▶ WHAT TO PRODUCE: Quote every entry word for word.

[Data entries for graphics]
......

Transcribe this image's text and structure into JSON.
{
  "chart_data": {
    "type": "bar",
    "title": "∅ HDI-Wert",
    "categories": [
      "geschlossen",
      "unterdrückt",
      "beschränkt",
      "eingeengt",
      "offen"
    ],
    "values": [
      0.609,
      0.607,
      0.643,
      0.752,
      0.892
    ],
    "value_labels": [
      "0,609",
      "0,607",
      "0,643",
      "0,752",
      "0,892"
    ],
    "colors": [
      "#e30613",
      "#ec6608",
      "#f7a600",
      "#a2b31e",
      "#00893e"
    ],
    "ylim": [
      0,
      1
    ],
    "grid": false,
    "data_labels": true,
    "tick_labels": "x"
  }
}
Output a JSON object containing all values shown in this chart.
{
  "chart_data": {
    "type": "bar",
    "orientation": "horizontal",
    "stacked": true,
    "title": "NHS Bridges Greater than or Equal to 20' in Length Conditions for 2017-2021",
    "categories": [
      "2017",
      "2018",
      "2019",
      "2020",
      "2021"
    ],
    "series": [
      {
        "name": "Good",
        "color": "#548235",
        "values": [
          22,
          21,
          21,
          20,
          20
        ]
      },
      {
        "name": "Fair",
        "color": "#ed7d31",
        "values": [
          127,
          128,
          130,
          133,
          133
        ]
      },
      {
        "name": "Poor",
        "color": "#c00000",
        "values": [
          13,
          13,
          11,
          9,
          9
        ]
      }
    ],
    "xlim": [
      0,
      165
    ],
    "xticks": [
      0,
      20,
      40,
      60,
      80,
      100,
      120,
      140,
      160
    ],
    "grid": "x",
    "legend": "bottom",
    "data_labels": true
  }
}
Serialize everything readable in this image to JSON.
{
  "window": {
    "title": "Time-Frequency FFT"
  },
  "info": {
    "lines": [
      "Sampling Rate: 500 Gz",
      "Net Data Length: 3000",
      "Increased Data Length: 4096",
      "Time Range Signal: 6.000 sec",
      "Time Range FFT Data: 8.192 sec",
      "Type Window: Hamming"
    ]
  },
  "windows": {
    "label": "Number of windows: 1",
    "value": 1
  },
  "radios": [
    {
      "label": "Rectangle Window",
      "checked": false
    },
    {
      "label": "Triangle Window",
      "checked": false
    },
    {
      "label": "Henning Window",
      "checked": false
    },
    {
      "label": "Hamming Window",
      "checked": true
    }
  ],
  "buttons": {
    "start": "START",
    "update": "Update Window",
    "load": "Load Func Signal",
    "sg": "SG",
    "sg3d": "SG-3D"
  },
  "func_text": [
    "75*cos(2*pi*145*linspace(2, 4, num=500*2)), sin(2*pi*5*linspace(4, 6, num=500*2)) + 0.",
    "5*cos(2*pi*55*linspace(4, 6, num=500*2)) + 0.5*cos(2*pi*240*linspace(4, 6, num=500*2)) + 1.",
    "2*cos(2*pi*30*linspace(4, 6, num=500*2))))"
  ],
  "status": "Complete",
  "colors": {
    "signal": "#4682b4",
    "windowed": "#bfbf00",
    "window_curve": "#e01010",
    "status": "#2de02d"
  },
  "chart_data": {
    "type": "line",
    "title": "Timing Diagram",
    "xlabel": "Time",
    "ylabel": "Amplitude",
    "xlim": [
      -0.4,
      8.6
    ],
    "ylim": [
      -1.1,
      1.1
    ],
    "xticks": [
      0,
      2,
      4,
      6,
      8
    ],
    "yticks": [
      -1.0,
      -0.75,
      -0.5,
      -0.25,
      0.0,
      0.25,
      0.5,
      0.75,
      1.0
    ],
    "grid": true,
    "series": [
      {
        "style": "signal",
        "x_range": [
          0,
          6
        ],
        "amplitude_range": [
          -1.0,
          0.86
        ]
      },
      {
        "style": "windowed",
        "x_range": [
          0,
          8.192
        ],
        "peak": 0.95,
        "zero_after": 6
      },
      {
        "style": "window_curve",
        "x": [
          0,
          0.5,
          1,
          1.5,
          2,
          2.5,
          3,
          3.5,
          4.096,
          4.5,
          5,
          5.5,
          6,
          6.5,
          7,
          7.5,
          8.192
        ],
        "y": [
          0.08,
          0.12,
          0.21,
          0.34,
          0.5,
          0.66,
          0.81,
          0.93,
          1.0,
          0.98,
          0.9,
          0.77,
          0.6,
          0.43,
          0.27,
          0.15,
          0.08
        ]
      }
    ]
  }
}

......

▶ EXERCISE RESULT:
Transcribe this image's text and structure into JSON.
{
  "chart_data": {
    "type": "bar",
    "title": "∅ HDI-Wert",
    "categories": [
      "geschlossen",
      "unterdrückt",
      "beschränkt",
      "eingeengt",
      "offen"
    ],
    "values": [
      0.609,
      0.607,
      0.643,
      0.752,
      0.892
    ],
    "value_labels": [
      "0,609",
      "0,607",
      "0,643",
      "0,752",
      "0,892"
    ],
    "colors": [
      "#e30613",
      "#ec6608",
      "#f7a600",
      "#a2b31e",
      "#00893e"
    ],
    "ylim": [
      0,
      1
    ],
    "grid": false,
    "data_labels": true,
    "tick_labels": "x"
  }
}
Output a JSON object containing all values shown in this chart.
{
  "chart_data": {
    "type": "bar",
    "orientation": "horizontal",
    "stacked": true,
    "title": "NHS Bridges Greater than or Equal to 20' in Length Conditions for 2017-2021",
    "categories": [
      "2017",
      "2018",
      "2019",
      "2020",
      "2021"
    ],
    "series": [
      {
        "name": "Good",
        "color": "#548235",
        "values": [
          22,
          21,
          21,
          20,
          20
        ]
      },
      {
        "name": "Fair",
        "color": "#ed7d31",
        "values": [
          127,
          128,
          130,
          133,
          133
        ]
      },
      {
        "name": "Poor",
        "color": "#c00000",
        "values": [
          13,
          13,
          11,
          9,
          9
        ]
      }
    ],
    "xlim": [
      0,
      165
    ],
    "xticks": [
      0,
      20,
      40,
      60,
      80,
      100,
      120,
      140,
      160
    ],
    "grid": "x",
    "legend": "bottom",
    "data_labels": true
  }
}
Serialize everything readable in this image to JSON.
{
  "window": {
    "title": "Time-Frequency FFT"
  },
  "info": {
    "lines": [
      "Sampling Rate: 500 Gz",
      "Net Data Length: 3000",
      "Increased Data Length: 4096",
      "Time Range Signal: 6.000 sec",
      "Time Range FFT Data: 8.192 sec",
      "Type Window: Hamming"
    ]
  },
  "windows": {
    "label": "Number of windows: 1",
    "value": 1
  },
  "radios": [
    {
      "label": "Rectangle Window",
      "checked": false
    },
    {
      "label": "Triangle Window",
      "checked": false
    },
    {
      "label": "Henning Window",
      "checked": false
    },
    {
      "label": "Hamming Window",
      "checked": true
    }
  ],
  "buttons": {
    "start": "START",
    "update": "Update Window",
    "load": "Load Func Signal",
    "sg": "SG",
    "sg3d": "SG-3D"
  },
  "func_text": [
    "75*cos(2*pi*145*linspace(2, 4, num=500*2)), sin(2*pi*5*linspace(4, 6, num=500*2)) + 0.",
    "5*cos(2*pi*55*linspace(4, 6, num=500*2)) + 0.5*cos(2*pi*240*linspace(4, 6, num=500*2)) + 1.",
    "2*cos(2*pi*30*linspace(4, 6, num=500*2))))"
  ],
  "status": "Complete",
  "colors": {
    "signal": "#4682b4",
    "windowed": "#bfbf00",
    "window_curve": "#e01010",
    "status": "#2de02d"
  },
  "chart_data": {
    "type": "line",
    "title": "Timing Diagram",
    "xlabel": "Time",
    "ylabel": "Amplitude",
    "xlim": [
      -0.4,
      8.6
    ],
    "ylim": [
      -1.1,
      1.1
    ],
    "xticks": [
      0,
      2,
      4,
      6,
      8
    ],
    "yticks": [
      -1.0,
      -0.75,
      -0.5,
      -0.25,
      0.0,
      0.25,
      0.5,
      0.75,
      1.0
    ],
    "grid": true,
    "series": [
      {
        "style": "signal",
        "x_range": [
          0,
          6
        ],
        "amplitude_range": [
          -1.0,
          0.86
        ]
      },
      {
        "style": "windowed",
        "x_range": [
          0,
          8.192
        ],
        "peak": 0.95,
        "zero_after": 6
      },
      {
        "style": "window_curve",
        "x": [
          0,
          0.5,
          1,
          1.5,
          2,
          2.5,
          3,
          3.5,
          4.096,
          4.5,
          5,
          5.5,
          6,
          6.5,
          7,
          7.5,
          8.192
        ],
        "y": [
          0.08,
          0.12,
          0.21,
          0.34,
          0.5,
          0.66,
          0.81,
          0.93,
          1.0,
          0.98,
          0.9,
          0.77,
          0.6,
          0.43,
          0.27,
          0.15,
          0.08
        ]
      }
    ]
  }
}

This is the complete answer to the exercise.